* _Goal of the exercise_: Copy out the lines that include the word "يخرج".
** Start **
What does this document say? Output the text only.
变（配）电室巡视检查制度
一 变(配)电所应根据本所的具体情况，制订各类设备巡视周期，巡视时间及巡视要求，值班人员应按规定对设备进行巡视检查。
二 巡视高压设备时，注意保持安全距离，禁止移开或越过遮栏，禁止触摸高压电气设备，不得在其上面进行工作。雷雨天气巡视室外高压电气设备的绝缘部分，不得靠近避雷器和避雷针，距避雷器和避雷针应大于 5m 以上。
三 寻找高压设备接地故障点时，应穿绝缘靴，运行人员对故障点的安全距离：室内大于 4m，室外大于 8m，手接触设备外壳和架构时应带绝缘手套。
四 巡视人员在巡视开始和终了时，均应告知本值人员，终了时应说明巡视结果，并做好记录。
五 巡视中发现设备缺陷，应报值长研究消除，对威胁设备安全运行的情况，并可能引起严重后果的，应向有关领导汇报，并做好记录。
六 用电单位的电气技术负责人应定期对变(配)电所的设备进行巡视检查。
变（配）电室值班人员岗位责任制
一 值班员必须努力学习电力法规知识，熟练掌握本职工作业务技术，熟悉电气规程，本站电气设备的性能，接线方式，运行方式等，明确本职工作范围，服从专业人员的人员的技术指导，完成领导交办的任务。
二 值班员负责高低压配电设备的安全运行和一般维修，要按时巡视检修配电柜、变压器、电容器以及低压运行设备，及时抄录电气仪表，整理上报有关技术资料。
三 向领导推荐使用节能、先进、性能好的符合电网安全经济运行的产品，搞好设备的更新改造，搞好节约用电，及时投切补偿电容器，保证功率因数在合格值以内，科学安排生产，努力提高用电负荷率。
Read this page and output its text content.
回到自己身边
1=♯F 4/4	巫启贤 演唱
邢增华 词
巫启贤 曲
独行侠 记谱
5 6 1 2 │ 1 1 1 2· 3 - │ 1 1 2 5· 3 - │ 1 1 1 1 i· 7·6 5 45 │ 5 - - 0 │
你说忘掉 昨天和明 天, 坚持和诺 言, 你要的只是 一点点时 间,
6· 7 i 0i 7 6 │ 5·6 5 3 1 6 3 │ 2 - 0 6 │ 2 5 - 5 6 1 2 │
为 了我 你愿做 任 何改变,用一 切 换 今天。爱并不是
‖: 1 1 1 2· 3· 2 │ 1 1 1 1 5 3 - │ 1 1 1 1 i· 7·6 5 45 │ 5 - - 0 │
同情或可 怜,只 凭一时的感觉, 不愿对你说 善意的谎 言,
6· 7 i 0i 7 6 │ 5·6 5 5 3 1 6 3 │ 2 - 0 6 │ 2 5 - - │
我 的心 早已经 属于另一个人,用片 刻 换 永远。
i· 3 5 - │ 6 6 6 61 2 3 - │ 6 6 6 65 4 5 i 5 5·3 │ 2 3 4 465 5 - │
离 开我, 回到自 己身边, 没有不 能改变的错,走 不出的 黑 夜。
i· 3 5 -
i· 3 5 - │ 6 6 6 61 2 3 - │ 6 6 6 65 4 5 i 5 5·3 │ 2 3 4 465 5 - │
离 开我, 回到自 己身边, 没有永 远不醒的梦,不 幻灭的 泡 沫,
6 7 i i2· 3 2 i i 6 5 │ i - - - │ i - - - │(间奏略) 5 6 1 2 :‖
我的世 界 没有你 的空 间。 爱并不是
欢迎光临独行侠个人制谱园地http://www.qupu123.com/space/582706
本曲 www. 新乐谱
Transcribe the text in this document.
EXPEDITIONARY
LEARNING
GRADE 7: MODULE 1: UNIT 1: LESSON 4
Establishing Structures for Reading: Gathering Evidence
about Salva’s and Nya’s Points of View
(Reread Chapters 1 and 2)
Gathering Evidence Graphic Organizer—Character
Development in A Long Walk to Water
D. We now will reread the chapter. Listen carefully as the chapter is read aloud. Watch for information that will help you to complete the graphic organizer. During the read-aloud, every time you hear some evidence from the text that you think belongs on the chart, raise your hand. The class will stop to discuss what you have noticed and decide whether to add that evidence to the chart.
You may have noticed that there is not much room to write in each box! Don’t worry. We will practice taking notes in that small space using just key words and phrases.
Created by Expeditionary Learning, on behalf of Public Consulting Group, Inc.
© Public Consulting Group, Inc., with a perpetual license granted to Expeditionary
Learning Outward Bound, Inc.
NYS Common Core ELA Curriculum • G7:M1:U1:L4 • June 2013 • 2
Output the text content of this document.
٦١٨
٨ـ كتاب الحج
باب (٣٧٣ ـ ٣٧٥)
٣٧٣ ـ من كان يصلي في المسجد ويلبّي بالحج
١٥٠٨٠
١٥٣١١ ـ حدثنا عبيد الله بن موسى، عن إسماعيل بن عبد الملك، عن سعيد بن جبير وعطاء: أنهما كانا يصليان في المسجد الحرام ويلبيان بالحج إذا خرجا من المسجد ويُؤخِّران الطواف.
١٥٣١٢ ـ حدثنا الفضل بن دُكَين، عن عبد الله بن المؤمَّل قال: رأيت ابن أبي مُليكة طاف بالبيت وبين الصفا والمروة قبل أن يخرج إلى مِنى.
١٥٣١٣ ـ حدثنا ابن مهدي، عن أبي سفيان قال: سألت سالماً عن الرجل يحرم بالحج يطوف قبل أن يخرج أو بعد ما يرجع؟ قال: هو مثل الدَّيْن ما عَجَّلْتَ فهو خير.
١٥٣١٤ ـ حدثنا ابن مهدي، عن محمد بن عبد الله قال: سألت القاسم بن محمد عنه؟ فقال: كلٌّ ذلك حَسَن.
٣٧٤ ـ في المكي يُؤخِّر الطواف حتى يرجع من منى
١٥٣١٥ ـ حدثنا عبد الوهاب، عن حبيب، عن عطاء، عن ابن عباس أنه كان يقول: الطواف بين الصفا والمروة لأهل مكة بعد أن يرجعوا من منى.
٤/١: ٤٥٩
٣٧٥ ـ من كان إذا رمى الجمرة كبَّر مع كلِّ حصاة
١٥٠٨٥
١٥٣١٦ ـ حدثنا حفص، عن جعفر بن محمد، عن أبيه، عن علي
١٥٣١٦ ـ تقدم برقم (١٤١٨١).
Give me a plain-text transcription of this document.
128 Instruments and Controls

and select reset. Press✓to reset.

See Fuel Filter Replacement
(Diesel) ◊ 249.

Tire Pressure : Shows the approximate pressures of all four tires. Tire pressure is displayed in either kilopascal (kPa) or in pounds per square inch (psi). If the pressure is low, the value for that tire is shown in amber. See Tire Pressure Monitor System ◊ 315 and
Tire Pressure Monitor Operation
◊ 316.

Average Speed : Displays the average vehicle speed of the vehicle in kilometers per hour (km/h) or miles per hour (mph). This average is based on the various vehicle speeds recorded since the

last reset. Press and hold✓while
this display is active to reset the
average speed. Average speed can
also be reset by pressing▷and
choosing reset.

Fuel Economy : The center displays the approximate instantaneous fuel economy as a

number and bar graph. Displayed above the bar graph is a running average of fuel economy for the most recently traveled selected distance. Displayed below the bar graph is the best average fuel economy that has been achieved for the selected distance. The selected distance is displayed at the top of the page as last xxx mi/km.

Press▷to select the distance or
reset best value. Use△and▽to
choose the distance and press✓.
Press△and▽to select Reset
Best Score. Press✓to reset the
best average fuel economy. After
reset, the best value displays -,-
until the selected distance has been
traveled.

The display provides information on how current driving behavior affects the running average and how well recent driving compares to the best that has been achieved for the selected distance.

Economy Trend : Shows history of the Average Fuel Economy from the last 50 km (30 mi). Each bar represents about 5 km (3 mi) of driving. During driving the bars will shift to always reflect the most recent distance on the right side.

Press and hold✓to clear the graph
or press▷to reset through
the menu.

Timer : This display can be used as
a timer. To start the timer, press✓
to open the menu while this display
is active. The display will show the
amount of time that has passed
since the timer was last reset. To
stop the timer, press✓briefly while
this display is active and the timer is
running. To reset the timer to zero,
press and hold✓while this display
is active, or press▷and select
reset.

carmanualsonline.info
** End **
* _Response to this exercise_:
١٥٣١٢ ـ حدثنا الفضل بن دُكَين، عن عبد الله بن المؤمَّل قال: رأيت ابن أبي مُليكة طاف بالبيت وبين الصفا والمروة قبل أن يخرج إلى مِنى.
١٥٣١٣ ـ حدثنا ابن مهدي، عن أبي سفيان قال: سألت سالماً عن الرجل يحرم بالحج يطوف قبل أن يخرج أو بعد ما يرجع؟ قال: هو مثل الدَّيْن ما عَجَّلْتَ فهو خير.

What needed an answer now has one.